▸ **Texte source**
+++
Paula (2017) : une folie qui ne tient pas la route

Publié le 18 juin 2017 par Jfcd @enseriestv

Paula est une nouvelle série de trois épisodes qui a été diffusée du 25 mai au 8 juin sur les ondes de BBC Two en Angleterre. Le titre fait référence au personnage principal (interprété par Denise Gough) qui enseigne la chimie dans un lycée et qui voit sa vie tourner au cauchemar après avoir eu une aventure d’un soir avec James (Tom Hughes), un ouvrier qui est aussi instable mentalement que capable du pire physiquement. En raison du peu d’actions concrètes posées par la police, la jeune femme ne pourra compter que sur elle-même, mais ayant elle-même un grain (comme la plupart des protagonistes), difficile de parier sur ceux qui pourraient ressortir indemnes de cette histoire. Meurtres, lourds secrets, traumatismes remontant à l’enfance : Paula ne manque pas d’éléments pour nous tenir en haleine. Malheureusement, en effectuant le bilan de tout ce qui a défilé pendant trois heures devant nos yeux et en ressassant les morceaux du casse-tête, peu de pièces s’agencent convenablement ensemble. Au final, on est donc déçu du résultat, autant au niveau d’une folie que l’on nous transmet mal que du côté policier sans queue ni tête.

Le regard de Méduse (*** divulgâcheurs)

En effet, ils semblent que tous ceux qui croisent Paula sur leur passage dans une relation de cause à effet soient empreints d’une certaine fatalité. C’est d’abord son collègue Philip (Edward MacLiam), un homme marié avec qui elle a une aventure. Un soir chez elle, ils entendent des bruits venant de la cave et tombent sur un rat. Tombant par hasard sur un prospectus, elle fait appel à James qui en travaillant découvre une photographie de deux enfants qu’il met dans ses poches et qu’il ne cessera de contempler tout au long de la série. Le premier soir, Paula et lui ont une aventure sans lendemain, paraît-il, mais l’homme à tout faire est criblé de dettes. Sachant que Philip est son amant, il le fait chanter puis le tue violemment. Ce n’est que le premier acte puisque cet être déséquilibré s’en prend aussi à Callum (Johnny Holden), le frère de Paula alcoolique et dépressif en brûlant l’unité de stockage dans lequel il vit. Entre en scène le détective McArthur (Owen McDonnell) qui est le seul de sa brigade à prendre au sérieux la menace que représente James. Lui aussi aura une aventure avec la jeune femme et devra faire face à la vindicte de James qui aussitôt arrêté a l’intention de régler ses comptes avec Paula. Celle-ci est désabusée et n’ayant plus rien à perdre a déjà élaboré un effectif, mais compliqué plan de vengeance.
+++
▸ **Données**
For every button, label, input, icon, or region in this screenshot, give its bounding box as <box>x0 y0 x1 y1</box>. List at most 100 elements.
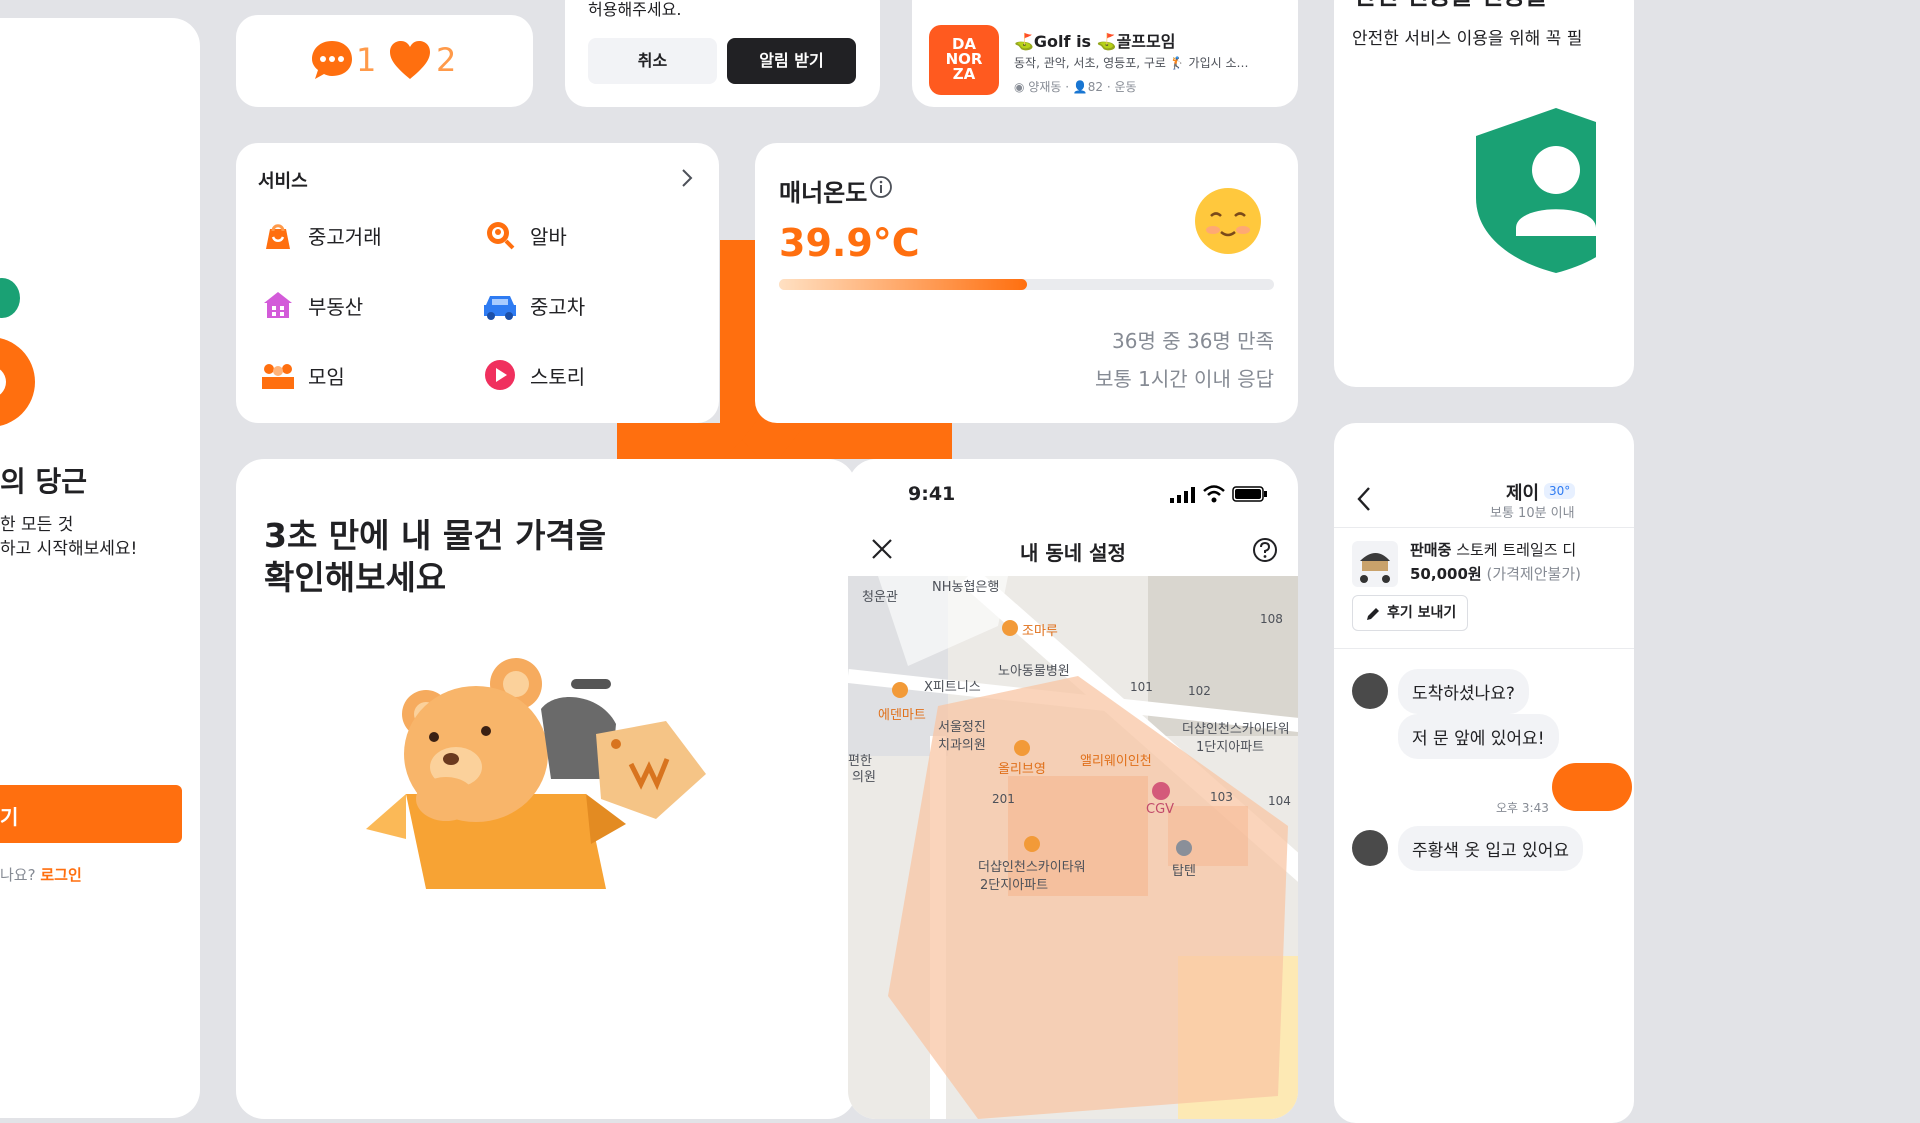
chat-bubble-icon <box>310 39 354 85</box>
manner-title: 매너온도 <box>779 179 868 207</box>
permission-text: 허용해주세요. <box>588 0 682 19</box>
house-icon <box>264 292 292 318</box>
service-label: 알바 <box>530 225 567 249</box>
map-label: 102 <box>1188 684 1211 698</box>
back-icon[interactable] <box>1356 485 1372 517</box>
login-card: 의 당근 한 모든 것 하고 시작해보세요! 기 나요? 로그인 <box>0 18 200 1118</box>
product-name: 스토케 트레일즈 디 <box>1456 541 1577 559</box>
manner-response: 보통 1시간 이내 응답 <box>1095 367 1274 391</box>
service-label: 중고차 <box>530 295 586 319</box>
chevron-right-icon[interactable] <box>680 167 694 193</box>
product-price: 50,000원 <box>1410 565 1482 583</box>
message-bubble: 주황색 옷 입고 있어요 <box>1398 826 1583 871</box>
map-view[interactable]: 청운관 NH농협은행 조마루 노아동물병원 108 X피트니스 에덴마트 서울정… <box>848 576 1298 1119</box>
map-label: 101 <box>1130 680 1153 694</box>
service-item-car[interactable]: 중고차 <box>482 287 682 323</box>
map-label: X피트니스 <box>924 680 981 695</box>
map-label: 올리브영 <box>998 762 1046 777</box>
services-card: 서비스 중고거래 알바 부동산 중고차 모임 스토리 <box>236 143 719 423</box>
review-button-label: 후기 보내기 <box>1387 605 1457 621</box>
chat-count: 1 <box>356 41 377 79</box>
map-pin-icon <box>1002 620 1018 636</box>
map-label: 의원 <box>852 770 876 785</box>
message-bubble: 저 문 앞에 있어요! <box>1398 714 1559 759</box>
login-title: 의 당근 <box>0 465 88 498</box>
login-link[interactable]: 로그인 <box>40 866 81 884</box>
help-icon[interactable] <box>1252 537 1278 567</box>
like-count: 2 <box>436 41 457 79</box>
manner-progress-fill <box>779 279 1027 290</box>
message-bubble: 도착하셨나요? <box>1398 669 1529 714</box>
avatar[interactable] <box>1352 673 1388 709</box>
service-item-job[interactable]: 알바 <box>482 217 682 253</box>
map-label: 2단지아파트 <box>980 878 1049 893</box>
carrot-logo-icon <box>0 278 40 448</box>
price-title-1: 3초 만에 내 물건 가격을 <box>264 516 607 555</box>
car-icon <box>484 296 516 320</box>
cancel-button-label: 취소 <box>637 51 668 70</box>
product-thumbnail <box>1352 541 1398 587</box>
map-pin-icon <box>1024 836 1040 852</box>
confirm-button-label: 알림 받기 <box>759 51 824 70</box>
play-icon <box>485 360 515 390</box>
map-label: 탑텐 <box>1172 864 1196 879</box>
service-item-realestate[interactable]: 부동산 <box>260 287 460 323</box>
danorza-logo: DA NOR ZA <box>929 25 999 95</box>
map-label: NH농협은행 <box>932 580 1000 595</box>
service-item-group[interactable]: 모임 <box>260 357 460 393</box>
service-label: 모임 <box>308 365 345 389</box>
manner-temperature: 39.9°C <box>779 221 920 265</box>
signal-icon <box>1170 487 1196 507</box>
cancel-button[interactable]: 취소 <box>588 38 717 84</box>
wifi-icon <box>1202 485 1226 507</box>
search-job-icon <box>487 222 515 250</box>
start-button[interactable]: 기 <box>0 785 182 843</box>
service-item-used-trade[interactable]: 중고거래 <box>260 217 460 253</box>
group-title: ⛳Golf is ⛳골프모임 <box>1014 32 1176 51</box>
group-subtitle: 동작, 관악, 서초, 영등포, 구로 🏌 가입시 소… <box>1014 56 1249 70</box>
shopping-bag-icon <box>266 224 290 249</box>
map-label: 에덴마트 <box>878 708 926 723</box>
logo-line: ZA <box>952 65 976 83</box>
heart-icon <box>388 39 432 85</box>
price-title-2: 확인해보세요 <box>264 558 447 597</box>
map-background <box>848 576 1298 1119</box>
safety-title: 안전 인증을 인증을 <box>1354 0 1547 11</box>
map-label: 103 <box>1210 790 1233 804</box>
service-label: 중고거래 <box>308 225 382 249</box>
info-icon[interactable] <box>869 175 893 203</box>
map-label: 청운관 <box>862 590 898 605</box>
map-label: 더샵인천스카이타워 <box>1182 722 1290 737</box>
map-label: 201 <box>992 792 1015 806</box>
message-time: 오후 3:43 <box>1496 801 1549 815</box>
login-question: 나요? 로그인 <box>0 864 82 885</box>
map-label: 108 <box>1260 612 1283 626</box>
reaction-counts-card: 1 2 <box>236 15 533 107</box>
start-button-label: 기 <box>0 805 19 829</box>
review-button[interactable]: 후기 보내기 <box>1352 595 1468 631</box>
group-icon <box>262 364 294 389</box>
map-label: 1단지아파트 <box>1196 740 1265 755</box>
map-label: 노아동물병원 <box>998 664 1070 679</box>
shield-user-icon <box>1476 108 1634 282</box>
product-title-row[interactable]: 판매중 스토케 트레일즈 디 <box>1410 539 1576 560</box>
map-pin-icon <box>892 682 908 698</box>
my-message-bubble <box>1552 763 1632 811</box>
confirm-button[interactable]: 알림 받기 <box>727 38 856 84</box>
map-label: 조마루 <box>1022 624 1058 639</box>
map-label: 서울정진 <box>938 720 986 735</box>
chat-card: 제이 30° 보통 10분 이내 판매중 스토케 트레일즈 디 50,000원 … <box>1334 423 1634 1123</box>
neighborhood-map-card: 9:41 내 동네 설정 청운관 NH농협은행 조마루 노아동물병원 108 X… <box>848 459 1298 1119</box>
manner-temperature-card: 매너온도 39.9°C 36명 중 36명 만족 보통 1시간 이내 응답 <box>755 143 1298 423</box>
response-time: 보통 10분 이내 <box>1490 506 1575 521</box>
map-title: 내 동네 설정 <box>1020 541 1126 565</box>
map-label: 104 <box>1268 794 1291 808</box>
temperature-badge: 30° <box>1544 483 1576 499</box>
group-card[interactable]: DA NOR ZA ⛳Golf is ⛳골프모임 동작, 관악, 서초, 영등포… <box>912 0 1298 107</box>
service-item-story[interactable]: 스토리 <box>482 357 682 393</box>
service-label: 부동산 <box>308 295 364 319</box>
service-label: 스토리 <box>530 365 586 389</box>
product-status: 판매중 <box>1410 541 1452 559</box>
avatar[interactable] <box>1352 830 1388 866</box>
pencil-icon <box>1367 608 1379 620</box>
+++
▸ **Consigne**
D'après le texte source, quelle matière Paula enseigne-t-elle au lycée ?

▸ **Corrigé**
Elle enseigne la chimie.